- Dataset records:
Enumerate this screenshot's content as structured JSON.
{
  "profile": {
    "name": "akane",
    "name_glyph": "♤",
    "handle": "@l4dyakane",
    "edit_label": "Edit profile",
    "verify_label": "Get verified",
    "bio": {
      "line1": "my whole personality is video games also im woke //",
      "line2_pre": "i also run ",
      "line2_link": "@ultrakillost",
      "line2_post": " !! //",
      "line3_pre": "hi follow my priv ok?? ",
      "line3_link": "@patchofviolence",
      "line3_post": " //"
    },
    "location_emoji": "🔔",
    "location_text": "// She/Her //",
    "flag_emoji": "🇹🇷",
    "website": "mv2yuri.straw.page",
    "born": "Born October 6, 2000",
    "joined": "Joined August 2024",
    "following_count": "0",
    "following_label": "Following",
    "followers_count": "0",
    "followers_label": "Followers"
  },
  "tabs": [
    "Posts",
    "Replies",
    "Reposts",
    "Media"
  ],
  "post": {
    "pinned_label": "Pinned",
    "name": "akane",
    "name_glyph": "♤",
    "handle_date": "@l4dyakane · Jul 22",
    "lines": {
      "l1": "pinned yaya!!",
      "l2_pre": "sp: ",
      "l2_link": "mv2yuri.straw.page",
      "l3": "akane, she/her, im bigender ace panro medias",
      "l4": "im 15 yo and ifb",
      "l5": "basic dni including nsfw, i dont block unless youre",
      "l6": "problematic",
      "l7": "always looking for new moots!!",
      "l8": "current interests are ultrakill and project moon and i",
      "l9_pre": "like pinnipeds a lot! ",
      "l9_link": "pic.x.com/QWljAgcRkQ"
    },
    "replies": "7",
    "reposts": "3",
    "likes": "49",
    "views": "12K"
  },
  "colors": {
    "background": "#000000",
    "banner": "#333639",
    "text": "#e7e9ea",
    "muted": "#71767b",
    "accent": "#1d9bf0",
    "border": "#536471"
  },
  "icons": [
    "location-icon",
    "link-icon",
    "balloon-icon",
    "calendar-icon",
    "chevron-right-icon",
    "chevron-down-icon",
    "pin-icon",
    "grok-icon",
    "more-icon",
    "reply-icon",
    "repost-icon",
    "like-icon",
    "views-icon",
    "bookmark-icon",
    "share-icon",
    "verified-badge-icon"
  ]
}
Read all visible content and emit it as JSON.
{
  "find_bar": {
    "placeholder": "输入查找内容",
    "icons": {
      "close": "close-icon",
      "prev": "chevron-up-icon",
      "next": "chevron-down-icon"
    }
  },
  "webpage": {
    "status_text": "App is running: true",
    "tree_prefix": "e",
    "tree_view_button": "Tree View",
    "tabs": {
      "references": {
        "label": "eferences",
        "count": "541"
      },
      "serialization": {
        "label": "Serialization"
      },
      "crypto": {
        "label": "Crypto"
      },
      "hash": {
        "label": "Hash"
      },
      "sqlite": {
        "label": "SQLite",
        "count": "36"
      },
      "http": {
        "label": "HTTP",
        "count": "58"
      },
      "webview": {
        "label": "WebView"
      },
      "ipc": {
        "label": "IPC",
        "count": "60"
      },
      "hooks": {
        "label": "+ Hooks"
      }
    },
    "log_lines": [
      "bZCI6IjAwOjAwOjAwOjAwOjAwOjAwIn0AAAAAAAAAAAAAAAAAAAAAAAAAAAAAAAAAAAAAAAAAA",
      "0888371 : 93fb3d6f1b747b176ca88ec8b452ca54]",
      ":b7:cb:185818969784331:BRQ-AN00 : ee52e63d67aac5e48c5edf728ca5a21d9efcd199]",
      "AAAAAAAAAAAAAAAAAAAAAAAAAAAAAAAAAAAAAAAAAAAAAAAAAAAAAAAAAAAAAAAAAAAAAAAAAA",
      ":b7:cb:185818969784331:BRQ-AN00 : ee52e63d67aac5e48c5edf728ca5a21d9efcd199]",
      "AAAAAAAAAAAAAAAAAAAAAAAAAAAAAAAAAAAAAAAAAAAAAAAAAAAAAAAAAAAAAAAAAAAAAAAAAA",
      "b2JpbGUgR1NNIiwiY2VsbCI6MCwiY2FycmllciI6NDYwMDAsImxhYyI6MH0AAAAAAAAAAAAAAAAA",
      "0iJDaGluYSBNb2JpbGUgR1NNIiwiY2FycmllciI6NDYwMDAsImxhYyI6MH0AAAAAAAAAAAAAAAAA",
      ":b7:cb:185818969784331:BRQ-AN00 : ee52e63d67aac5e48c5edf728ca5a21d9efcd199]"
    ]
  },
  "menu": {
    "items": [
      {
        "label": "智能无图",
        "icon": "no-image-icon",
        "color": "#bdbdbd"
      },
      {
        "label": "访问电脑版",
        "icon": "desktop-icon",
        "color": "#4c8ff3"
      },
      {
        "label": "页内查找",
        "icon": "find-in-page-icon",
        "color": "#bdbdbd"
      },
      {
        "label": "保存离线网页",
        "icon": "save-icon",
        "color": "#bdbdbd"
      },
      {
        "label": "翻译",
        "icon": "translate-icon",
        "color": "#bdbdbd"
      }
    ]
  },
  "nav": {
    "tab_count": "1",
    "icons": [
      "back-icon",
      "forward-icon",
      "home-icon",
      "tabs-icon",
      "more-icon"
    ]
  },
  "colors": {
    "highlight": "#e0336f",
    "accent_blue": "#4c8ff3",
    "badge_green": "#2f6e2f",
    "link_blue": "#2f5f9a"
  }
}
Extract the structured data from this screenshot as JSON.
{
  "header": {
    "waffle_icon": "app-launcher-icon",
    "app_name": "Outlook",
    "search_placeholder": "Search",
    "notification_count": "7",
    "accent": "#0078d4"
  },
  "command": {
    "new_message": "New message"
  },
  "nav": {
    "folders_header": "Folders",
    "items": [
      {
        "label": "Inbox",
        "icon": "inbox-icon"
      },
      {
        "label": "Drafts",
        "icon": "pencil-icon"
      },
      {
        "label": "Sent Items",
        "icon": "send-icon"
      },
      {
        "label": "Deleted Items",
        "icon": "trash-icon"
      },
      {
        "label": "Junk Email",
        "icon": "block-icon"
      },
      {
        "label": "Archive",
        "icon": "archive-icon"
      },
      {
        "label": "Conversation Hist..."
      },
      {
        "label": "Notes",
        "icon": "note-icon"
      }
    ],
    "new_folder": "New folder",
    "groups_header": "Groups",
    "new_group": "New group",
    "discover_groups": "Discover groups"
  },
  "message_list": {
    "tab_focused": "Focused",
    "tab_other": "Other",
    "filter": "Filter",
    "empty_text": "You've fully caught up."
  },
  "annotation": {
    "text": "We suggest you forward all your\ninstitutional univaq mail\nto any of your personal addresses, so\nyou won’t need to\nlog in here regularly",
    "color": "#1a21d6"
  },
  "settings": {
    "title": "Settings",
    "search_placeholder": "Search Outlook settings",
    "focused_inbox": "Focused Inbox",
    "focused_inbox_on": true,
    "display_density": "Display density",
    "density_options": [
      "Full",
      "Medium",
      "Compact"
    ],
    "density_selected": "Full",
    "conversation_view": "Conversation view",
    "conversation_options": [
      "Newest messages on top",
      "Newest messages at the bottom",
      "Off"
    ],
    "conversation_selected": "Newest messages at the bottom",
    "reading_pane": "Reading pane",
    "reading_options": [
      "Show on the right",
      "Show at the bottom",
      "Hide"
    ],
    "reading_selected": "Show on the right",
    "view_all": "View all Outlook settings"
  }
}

- Exercise task:
Print out all the entries precisely as written.

- Exercise result:
Enumerate this screenshot's content as structured JSON.
{
  "profile": {
    "name": "akane",
    "name_glyph": "♤",
    "handle": "@l4dyakane",
    "edit_label": "Edit profile",
    "verify_label": "Get verified",
    "bio": {
      "line1": "my whole personality is video games also im woke //",
      "line2_pre": "i also run ",
      "line2_link": "@ultrakillost",
      "line2_post": " !! //",
      "line3_pre": "hi follow my priv ok?? ",
      "line3_link": "@patchofviolence",
      "line3_post": " //"
    },
    "location_emoji": "🔔",
    "location_text": "// She/Her //",
    "flag_emoji": "🇹🇷",
    "website": "mv2yuri.straw.page",
    "born": "Born October 6, 2000",
    "joined": "Joined August 2024",
    "following_count": "0",
    "following_label": "Following",
    "followers_count": "0",
    "followers_label": "Followers"
  },
  "tabs": [
    "Posts",
    "Replies",
    "Reposts",
    "Media"
  ],
  "post": {
    "pinned_label": "Pinned",
    "name": "akane",
    "name_glyph": "♤",
    "handle_date": "@l4dyakane · Jul 22",
    "lines": {
      "l1": "pinned yaya!!",
      "l2_pre": "sp: ",
      "l2_link": "mv2yuri.straw.page",
      "l3": "akane, she/her, im bigender ace panro medias",
      "l4": "im 15 yo and ifb",
      "l5": "basic dni including nsfw, i dont block unless youre",
      "l6": "problematic",
      "l7": "always looking for new moots!!",
      "l8": "current interests are ultrakill and project moon and i",
      "l9_pre": "like pinnipeds a lot! ",
      "l9_link": "pic.x.com/QWljAgcRkQ"
    },
    "replies": "7",
    "reposts": "3",
    "likes": "49",
    "views": "12K"
  },
  "colors": {
    "background": "#000000",
    "banner": "#333639",
    "text": "#e7e9ea",
    "muted": "#71767b",
    "accent": "#1d9bf0",
    "border": "#536471"
  },
  "icons": [
    "location-icon",
    "link-icon",
    "balloon-icon",
    "calendar-icon",
    "chevron-right-icon",
    "chevron-down-icon",
    "pin-icon",
    "grok-icon",
    "more-icon",
    "reply-icon",
    "repost-icon",
    "like-icon",
    "views-icon",
    "bookmark-icon",
    "share-icon",
    "verified-badge-icon"
  ]
}
Read all visible content and emit it as JSON.
{
  "find_bar": {
    "placeholder": "输入查找内容",
    "icons": {
      "close": "close-icon",
      "prev": "chevron-up-icon",
      "next": "chevron-down-icon"
    }
  },
  "webpage": {
    "status_text": "App is running: true",
    "tree_prefix": "e",
    "tree_view_button": "Tree View",
    "tabs": {
      "references": {
        "label": "eferences",
        "count": "541"
      },
      "serialization": {
        "label": "Serialization"
      },
      "crypto": {
        "label": "Crypto"
      },
      "hash": {
        "label": "Hash"
      },
      "sqlite": {
        "label": "SQLite",
        "count": "36"
      },
      "http": {
        "label": "HTTP",
        "count": "58"
      },
      "webview": {
        "label": "WebView"
      },
      "ipc": {
        "label": "IPC",
        "count": "60"
      },
      "hooks": {
        "label": "+ Hooks"
      }
    },
    "log_lines": [
      "bZCI6IjAwOjAwOjAwOjAwOjAwOjAwIn0AAAAAAAAAAAAAAAAAAAAAAAAAAAAAAAAAAAAAAAAAA",
      "0888371 : 93fb3d6f1b747b176ca88ec8b452ca54]",
      ":b7:cb:185818969784331:BRQ-AN00 : ee52e63d67aac5e48c5edf728ca5a21d9efcd199]",
      "AAAAAAAAAAAAAAAAAAAAAAAAAAAAAAAAAAAAAAAAAAAAAAAAAAAAAAAAAAAAAAAAAAAAAAAAAA",
      ":b7:cb:185818969784331:BRQ-AN00 : ee52e63d67aac5e48c5edf728ca5a21d9efcd199]",
      "AAAAAAAAAAAAAAAAAAAAAAAAAAAAAAAAAAAAAAAAAAAAAAAAAAAAAAAAAAAAAAAAAAAAAAAAAA",
      "b2JpbGUgR1NNIiwiY2VsbCI6MCwiY2FycmllciI6NDYwMDAsImxhYyI6MH0AAAAAAAAAAAAAAAAA",
      "0iJDaGluYSBNb2JpbGUgR1NNIiwiY2FycmllciI6NDYwMDAsImxhYyI6MH0AAAAAAAAAAAAAAAAA",
      ":b7:cb:185818969784331:BRQ-AN00 : ee52e63d67aac5e48c5edf728ca5a21d9efcd199]"
    ]
  },
  "menu": {
    "items": [
      {
        "label": "智能无图",
        "icon": "no-image-icon",
        "color": "#bdbdbd"
      },
      {
        "label": "访问电脑版",
        "icon": "desktop-icon",
        "color": "#4c8ff3"
      },
      {
        "label": "页内查找",
        "icon": "find-in-page-icon",
        "color": "#bdbdbd"
      },
      {
        "label": "保存离线网页",
        "icon": "save-icon",
        "color": "#bdbdbd"
      },
      {
        "label": "翻译",
        "icon": "translate-icon",
        "color": "#bdbdbd"
      }
    ]
  },
  "nav": {
    "tab_count": "1",
    "icons": [
      "back-icon",
      "forward-icon",
      "home-icon",
      "tabs-icon",
      "more-icon"
    ]
  },
  "colors": {
    "highlight": "#e0336f",
    "accent_blue": "#4c8ff3",
    "badge_green": "#2f6e2f",
    "link_blue": "#2f5f9a"
  }
}
Extract the structured data from this screenshot as JSON.
{
  "header": {
    "waffle_icon": "app-launcher-icon",
    "app_name": "Outlook",
    "search_placeholder": "Search",
    "notification_count": "7",
    "accent": "#0078d4"
  },
  "command": {
    "new_message": "New message"
  },
  "nav": {
    "folders_header": "Folders",
    "items": [
      {
        "label": "Inbox",
        "icon": "inbox-icon"
      },
      {
        "label": "Drafts",
        "icon": "pencil-icon"
      },
      {
        "label": "Sent Items",
        "icon": "send-icon"
      },
      {
        "label": "Deleted Items",
        "icon": "trash-icon"
      },
      {
        "label": "Junk Email",
        "icon": "block-icon"
      },
      {
        "label": "Archive",
        "icon": "archive-icon"
      },
      {
        "label": "Conversation Hist..."
      },
      {
        "label": "Notes",
        "icon": "note-icon"
      }
    ],
    "new_folder": "New folder",
    "groups_header": "Groups",
    "new_group": "New group",
    "discover_groups": "Discover groups"
  },
  "message_list": {
    "tab_focused": "Focused",
    "tab_other": "Other",
    "filter": "Filter",
    "empty_text": "You've fully caught up."
  },
  "annotation": {
    "text": "We suggest you forward all your\ninstitutional univaq mail\nto any of your personal addresses, so\nyou won’t need to\nlog in here regularly",
    "color": "#1a21d6"
  },
  "settings": {
    "title": "Settings",
    "search_placeholder": "Search Outlook settings",
    "focused_inbox": "Focused Inbox",
    "focused_inbox_on": true,
    "display_density": "Display density",
    "density_options": [
      "Full",
      "Medium",
      "Compact"
    ],
    "density_selected": "Full",
    "conversation_view": "Conversation view",
    "conversation_options": [
      "Newest messages on top",
      "Newest messages at the bottom",
      "Off"
    ],
    "conversation_selected": "Newest messages at the bottom",
    "reading_pane": "Reading pane",
    "reading_options": [
      "Show on the right",
      "Show at the bottom",
      "Hide"
    ],
    "reading_selected": "Show on the right",
    "view_all": "View all Outlook settings"
  }
}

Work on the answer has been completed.